[Requirement] Retype all of the data that follows, line for line.

[Data to examine]
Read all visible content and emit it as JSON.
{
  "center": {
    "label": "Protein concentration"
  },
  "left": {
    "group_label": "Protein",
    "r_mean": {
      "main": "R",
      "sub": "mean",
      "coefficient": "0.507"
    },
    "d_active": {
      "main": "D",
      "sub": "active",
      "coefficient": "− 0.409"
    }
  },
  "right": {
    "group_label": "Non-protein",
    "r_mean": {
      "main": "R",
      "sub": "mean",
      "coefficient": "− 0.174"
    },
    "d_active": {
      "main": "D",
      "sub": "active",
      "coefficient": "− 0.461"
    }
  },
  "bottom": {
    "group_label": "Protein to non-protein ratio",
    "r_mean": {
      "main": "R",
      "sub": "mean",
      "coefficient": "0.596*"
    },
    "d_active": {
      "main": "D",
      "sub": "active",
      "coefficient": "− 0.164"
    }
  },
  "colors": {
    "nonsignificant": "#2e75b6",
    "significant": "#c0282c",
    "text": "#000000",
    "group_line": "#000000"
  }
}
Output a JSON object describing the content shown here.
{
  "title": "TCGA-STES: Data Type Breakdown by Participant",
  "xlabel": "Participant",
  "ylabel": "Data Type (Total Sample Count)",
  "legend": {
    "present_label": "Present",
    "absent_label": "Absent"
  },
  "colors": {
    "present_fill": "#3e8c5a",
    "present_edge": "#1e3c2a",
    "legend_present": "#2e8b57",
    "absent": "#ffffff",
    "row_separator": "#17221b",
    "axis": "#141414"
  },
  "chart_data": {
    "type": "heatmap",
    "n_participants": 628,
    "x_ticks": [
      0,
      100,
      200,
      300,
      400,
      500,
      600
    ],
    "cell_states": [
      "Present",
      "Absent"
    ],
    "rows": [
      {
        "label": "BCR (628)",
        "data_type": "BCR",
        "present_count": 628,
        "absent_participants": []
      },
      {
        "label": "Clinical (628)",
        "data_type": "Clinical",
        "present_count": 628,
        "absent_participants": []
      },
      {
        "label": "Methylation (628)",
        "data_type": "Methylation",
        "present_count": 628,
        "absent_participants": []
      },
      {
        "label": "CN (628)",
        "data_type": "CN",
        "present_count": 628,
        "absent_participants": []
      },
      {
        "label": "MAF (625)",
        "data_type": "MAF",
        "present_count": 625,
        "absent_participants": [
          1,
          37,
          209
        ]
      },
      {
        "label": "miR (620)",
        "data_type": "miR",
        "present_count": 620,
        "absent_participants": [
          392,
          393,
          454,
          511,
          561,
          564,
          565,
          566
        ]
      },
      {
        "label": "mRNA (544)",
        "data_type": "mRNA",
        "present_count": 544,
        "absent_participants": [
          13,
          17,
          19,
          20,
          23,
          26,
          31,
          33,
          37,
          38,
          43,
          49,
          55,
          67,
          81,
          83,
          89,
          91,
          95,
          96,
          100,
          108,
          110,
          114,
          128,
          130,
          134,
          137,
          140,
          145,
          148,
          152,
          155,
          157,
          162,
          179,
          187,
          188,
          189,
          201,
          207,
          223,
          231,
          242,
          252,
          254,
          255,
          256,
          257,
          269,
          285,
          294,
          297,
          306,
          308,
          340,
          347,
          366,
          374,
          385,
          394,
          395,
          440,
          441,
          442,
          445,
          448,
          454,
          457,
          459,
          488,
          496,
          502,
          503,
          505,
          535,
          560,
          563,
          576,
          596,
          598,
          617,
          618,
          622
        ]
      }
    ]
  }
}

[Answer box]
Read all visible content and emit it as JSON.
{
  "center": {
    "label": "Protein concentration"
  },
  "left": {
    "group_label": "Protein",
    "r_mean": {
      "main": "R",
      "sub": "mean",
      "coefficient": "0.507"
    },
    "d_active": {
      "main": "D",
      "sub": "active",
      "coefficient": "− 0.409"
    }
  },
  "right": {
    "group_label": "Non-protein",
    "r_mean": {
      "main": "R",
      "sub": "mean",
      "coefficient": "− 0.174"
    },
    "d_active": {
      "main": "D",
      "sub": "active",
      "coefficient": "− 0.461"
    }
  },
  "bottom": {
    "group_label": "Protein to non-protein ratio",
    "r_mean": {
      "main": "R",
      "sub": "mean",
      "coefficient": "0.596*"
    },
    "d_active": {
      "main": "D",
      "sub": "active",
      "coefficient": "− 0.164"
    }
  },
  "colors": {
    "nonsignificant": "#2e75b6",
    "significant": "#c0282c",
    "text": "#000000",
    "group_line": "#000000"
  }
}
Output a JSON object describing the content shown here.
{
  "title": "TCGA-STES: Data Type Breakdown by Participant",
  "xlabel": "Participant",
  "ylabel": "Data Type (Total Sample Count)",
  "legend": {
    "present_label": "Present",
    "absent_label": "Absent"
  },
  "colors": {
    "present_fill": "#3e8c5a",
    "present_edge": "#1e3c2a",
    "legend_present": "#2e8b57",
    "absent": "#ffffff",
    "row_separator": "#17221b",
    "axis": "#141414"
  },
  "chart_data": {
    "type": "heatmap",
    "n_participants": 628,
    "x_ticks": [
      0,
      100,
      200,
      300,
      400,
      500,
      600
    ],
    "cell_states": [
      "Present",
      "Absent"
    ],
    "rows": [
      {
        "label": "BCR (628)",
        "data_type": "BCR",
        "present_count": 628,
        "absent_participants": []
      },
      {
        "label": "Clinical (628)",
        "data_type": "Clinical",
        "present_count": 628,
        "absent_participants": []
      },
      {
        "label": "Methylation (628)",
        "data_type": "Methylation",
        "present_count": 628,
        "absent_participants": []
      },
      {
        "label": "CN (628)",
        "data_type": "CN",
        "present_count": 628,
        "absent_participants": []
      },
      {
        "label": "MAF (625)",
        "data_type": "MAF",
        "present_count": 625,
        "absent_participants": [
          1,
          37,
          209
        ]
      },
      {
        "label": "miR (620)",
        "data_type": "miR",
        "present_count": 620,
        "absent_participants": [
          392,
          393,
          454,
          511,
          561,
          564,
          565,
          566
        ]
      },
      {
        "label": "mRNA (544)",
        "data_type": "mRNA",
        "present_count": 544,
        "absent_participants": [
          13,
          17,
          19,
          20,
          23,
          26,
          31,
          33,
          37,
          38,
          43,
          49,
          55,
          67,
          81,
          83,
          89,
          91,
          95,
          96,
          100,
          108,
          110,
          114,
          128,
          130,
          134,
          137,
          140,
          145,
          148,
          152,
          155,
          157,
          162,
          179,
          187,
          188,
          189,
          201,
          207,
          223,
          231,
          242,
          252,
          254,
          255,
          256,
          257,
          269,
          285,
          294,
          297,
          306,
          308,
          340,
          347,
          366,
          374,
          385,
          394,
          395,
          440,
          441,
          442,
          445,
          448,
          454,
          457,
          459,
          488,
          496,
          502,
          503,
          505,
          535,
          560,
          563,
          576,
          596,
          598,
          617,
          618,
          622
        ]
      }
    ]
  }
}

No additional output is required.